*Task to carry out*
Your answer should be one number: how many lines of the data include the string "screenshot"?

========================

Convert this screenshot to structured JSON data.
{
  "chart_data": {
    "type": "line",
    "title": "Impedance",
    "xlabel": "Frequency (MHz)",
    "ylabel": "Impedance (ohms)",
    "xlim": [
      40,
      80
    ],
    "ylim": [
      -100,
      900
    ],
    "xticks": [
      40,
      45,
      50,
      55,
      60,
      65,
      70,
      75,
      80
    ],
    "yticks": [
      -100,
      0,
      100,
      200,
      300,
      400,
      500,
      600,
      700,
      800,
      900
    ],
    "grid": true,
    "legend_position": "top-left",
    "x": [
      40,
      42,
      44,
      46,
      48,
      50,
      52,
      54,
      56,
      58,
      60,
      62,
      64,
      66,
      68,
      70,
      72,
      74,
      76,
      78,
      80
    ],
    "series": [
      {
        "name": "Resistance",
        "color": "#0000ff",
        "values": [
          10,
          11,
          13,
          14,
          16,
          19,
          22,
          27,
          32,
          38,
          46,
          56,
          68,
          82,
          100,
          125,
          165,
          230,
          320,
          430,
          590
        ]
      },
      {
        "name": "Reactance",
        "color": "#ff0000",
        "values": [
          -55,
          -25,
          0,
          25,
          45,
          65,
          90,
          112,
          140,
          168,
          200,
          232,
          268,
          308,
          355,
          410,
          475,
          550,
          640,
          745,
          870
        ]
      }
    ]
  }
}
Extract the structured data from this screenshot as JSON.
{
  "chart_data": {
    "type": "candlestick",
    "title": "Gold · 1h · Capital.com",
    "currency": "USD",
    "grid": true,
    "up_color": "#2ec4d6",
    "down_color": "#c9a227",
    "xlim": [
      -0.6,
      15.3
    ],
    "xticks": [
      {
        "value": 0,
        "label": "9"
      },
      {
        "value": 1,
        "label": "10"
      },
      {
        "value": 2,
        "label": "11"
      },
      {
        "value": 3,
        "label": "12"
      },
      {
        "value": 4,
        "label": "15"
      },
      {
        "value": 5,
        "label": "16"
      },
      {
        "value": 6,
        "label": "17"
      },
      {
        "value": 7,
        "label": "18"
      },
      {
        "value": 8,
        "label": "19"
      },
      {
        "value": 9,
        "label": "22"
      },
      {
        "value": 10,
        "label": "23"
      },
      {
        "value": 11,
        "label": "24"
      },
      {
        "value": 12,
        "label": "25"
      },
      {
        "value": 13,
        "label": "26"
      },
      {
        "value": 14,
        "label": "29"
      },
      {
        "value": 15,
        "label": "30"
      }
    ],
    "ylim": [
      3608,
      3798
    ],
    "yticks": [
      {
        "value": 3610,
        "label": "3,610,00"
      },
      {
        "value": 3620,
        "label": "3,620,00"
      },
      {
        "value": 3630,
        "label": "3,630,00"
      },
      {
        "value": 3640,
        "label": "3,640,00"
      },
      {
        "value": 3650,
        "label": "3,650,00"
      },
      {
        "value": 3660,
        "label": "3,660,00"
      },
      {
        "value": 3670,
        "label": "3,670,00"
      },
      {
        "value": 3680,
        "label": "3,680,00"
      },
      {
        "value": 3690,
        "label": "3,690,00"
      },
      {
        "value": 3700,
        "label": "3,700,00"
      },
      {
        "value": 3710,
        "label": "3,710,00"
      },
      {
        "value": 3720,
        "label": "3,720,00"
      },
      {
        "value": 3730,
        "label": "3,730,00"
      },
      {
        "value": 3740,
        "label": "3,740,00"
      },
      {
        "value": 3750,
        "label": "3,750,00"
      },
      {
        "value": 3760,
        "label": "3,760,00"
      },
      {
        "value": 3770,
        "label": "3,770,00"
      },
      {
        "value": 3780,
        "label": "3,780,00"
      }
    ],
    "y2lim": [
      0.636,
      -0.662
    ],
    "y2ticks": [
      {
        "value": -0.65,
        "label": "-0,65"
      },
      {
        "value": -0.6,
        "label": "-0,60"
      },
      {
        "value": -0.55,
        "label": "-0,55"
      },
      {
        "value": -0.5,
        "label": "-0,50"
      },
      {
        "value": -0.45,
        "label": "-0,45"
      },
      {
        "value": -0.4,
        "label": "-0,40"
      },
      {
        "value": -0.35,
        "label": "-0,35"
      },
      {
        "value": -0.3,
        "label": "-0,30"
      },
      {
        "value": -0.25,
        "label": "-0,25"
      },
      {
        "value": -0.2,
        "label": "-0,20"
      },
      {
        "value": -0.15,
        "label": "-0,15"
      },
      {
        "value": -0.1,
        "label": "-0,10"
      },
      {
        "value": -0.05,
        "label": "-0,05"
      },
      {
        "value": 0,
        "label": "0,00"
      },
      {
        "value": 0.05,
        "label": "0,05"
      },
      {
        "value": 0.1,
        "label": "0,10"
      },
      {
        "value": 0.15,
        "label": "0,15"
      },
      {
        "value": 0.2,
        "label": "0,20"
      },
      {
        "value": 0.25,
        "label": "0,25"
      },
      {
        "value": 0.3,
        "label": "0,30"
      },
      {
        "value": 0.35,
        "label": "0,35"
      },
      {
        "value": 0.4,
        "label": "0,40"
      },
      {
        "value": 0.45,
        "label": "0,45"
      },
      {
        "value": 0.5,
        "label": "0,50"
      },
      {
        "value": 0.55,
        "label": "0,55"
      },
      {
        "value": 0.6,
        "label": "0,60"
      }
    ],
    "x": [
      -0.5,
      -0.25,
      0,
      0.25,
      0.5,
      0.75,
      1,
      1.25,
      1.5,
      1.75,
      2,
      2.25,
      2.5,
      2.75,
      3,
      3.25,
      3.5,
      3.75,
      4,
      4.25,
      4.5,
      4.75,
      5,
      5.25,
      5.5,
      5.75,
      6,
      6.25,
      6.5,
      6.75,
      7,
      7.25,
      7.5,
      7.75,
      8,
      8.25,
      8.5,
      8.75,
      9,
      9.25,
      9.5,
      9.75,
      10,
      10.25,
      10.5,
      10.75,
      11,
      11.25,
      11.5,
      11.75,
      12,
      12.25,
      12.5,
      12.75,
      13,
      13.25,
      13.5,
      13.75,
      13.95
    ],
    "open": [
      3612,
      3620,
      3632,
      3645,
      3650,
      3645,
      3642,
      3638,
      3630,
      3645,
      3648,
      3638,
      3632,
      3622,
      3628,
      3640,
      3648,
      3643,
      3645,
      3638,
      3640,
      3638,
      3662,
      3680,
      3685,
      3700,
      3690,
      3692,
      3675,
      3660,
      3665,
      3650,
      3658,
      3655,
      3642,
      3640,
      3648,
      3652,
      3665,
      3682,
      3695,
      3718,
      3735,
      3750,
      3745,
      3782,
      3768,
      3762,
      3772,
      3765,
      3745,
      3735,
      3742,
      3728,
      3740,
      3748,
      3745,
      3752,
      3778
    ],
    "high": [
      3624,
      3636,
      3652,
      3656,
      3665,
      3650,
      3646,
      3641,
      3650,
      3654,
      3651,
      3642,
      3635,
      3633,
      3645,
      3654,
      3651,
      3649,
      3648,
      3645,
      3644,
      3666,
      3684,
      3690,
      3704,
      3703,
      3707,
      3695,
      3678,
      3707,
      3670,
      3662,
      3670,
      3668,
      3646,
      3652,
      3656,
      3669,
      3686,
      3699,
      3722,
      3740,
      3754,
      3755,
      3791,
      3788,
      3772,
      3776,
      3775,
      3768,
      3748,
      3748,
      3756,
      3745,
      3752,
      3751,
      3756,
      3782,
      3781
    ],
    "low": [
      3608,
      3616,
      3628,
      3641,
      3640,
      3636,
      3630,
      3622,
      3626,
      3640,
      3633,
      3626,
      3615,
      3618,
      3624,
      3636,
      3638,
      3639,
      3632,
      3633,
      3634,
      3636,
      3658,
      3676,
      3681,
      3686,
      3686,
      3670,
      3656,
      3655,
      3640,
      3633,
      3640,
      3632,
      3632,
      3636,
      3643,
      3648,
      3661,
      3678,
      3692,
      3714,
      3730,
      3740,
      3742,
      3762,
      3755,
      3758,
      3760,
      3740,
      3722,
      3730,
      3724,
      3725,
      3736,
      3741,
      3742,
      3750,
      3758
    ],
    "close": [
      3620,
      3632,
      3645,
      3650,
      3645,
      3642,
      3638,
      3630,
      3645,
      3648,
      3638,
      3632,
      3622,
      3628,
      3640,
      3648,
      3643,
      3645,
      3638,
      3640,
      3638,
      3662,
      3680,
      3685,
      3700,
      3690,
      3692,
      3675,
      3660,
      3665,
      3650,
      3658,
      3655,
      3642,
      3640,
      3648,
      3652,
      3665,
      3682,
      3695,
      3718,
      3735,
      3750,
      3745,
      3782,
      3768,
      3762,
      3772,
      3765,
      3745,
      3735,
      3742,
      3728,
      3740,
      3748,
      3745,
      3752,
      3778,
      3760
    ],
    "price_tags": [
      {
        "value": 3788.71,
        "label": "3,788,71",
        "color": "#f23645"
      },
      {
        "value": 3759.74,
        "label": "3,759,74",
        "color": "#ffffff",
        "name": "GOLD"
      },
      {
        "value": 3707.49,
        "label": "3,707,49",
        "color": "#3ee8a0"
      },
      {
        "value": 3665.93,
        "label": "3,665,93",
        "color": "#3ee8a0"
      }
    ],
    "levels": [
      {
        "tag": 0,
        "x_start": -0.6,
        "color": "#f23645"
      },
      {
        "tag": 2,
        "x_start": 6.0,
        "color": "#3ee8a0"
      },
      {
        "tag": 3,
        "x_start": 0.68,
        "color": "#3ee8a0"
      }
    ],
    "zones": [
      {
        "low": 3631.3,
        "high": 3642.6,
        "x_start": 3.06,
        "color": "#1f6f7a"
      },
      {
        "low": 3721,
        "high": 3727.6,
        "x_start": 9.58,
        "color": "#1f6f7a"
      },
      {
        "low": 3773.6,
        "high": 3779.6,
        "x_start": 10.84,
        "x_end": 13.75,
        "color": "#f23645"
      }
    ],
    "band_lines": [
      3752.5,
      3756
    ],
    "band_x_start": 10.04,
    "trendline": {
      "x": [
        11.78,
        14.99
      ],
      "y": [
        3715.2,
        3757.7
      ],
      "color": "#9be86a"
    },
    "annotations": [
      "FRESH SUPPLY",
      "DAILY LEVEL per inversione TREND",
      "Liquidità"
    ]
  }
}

========================

*Written solution*
2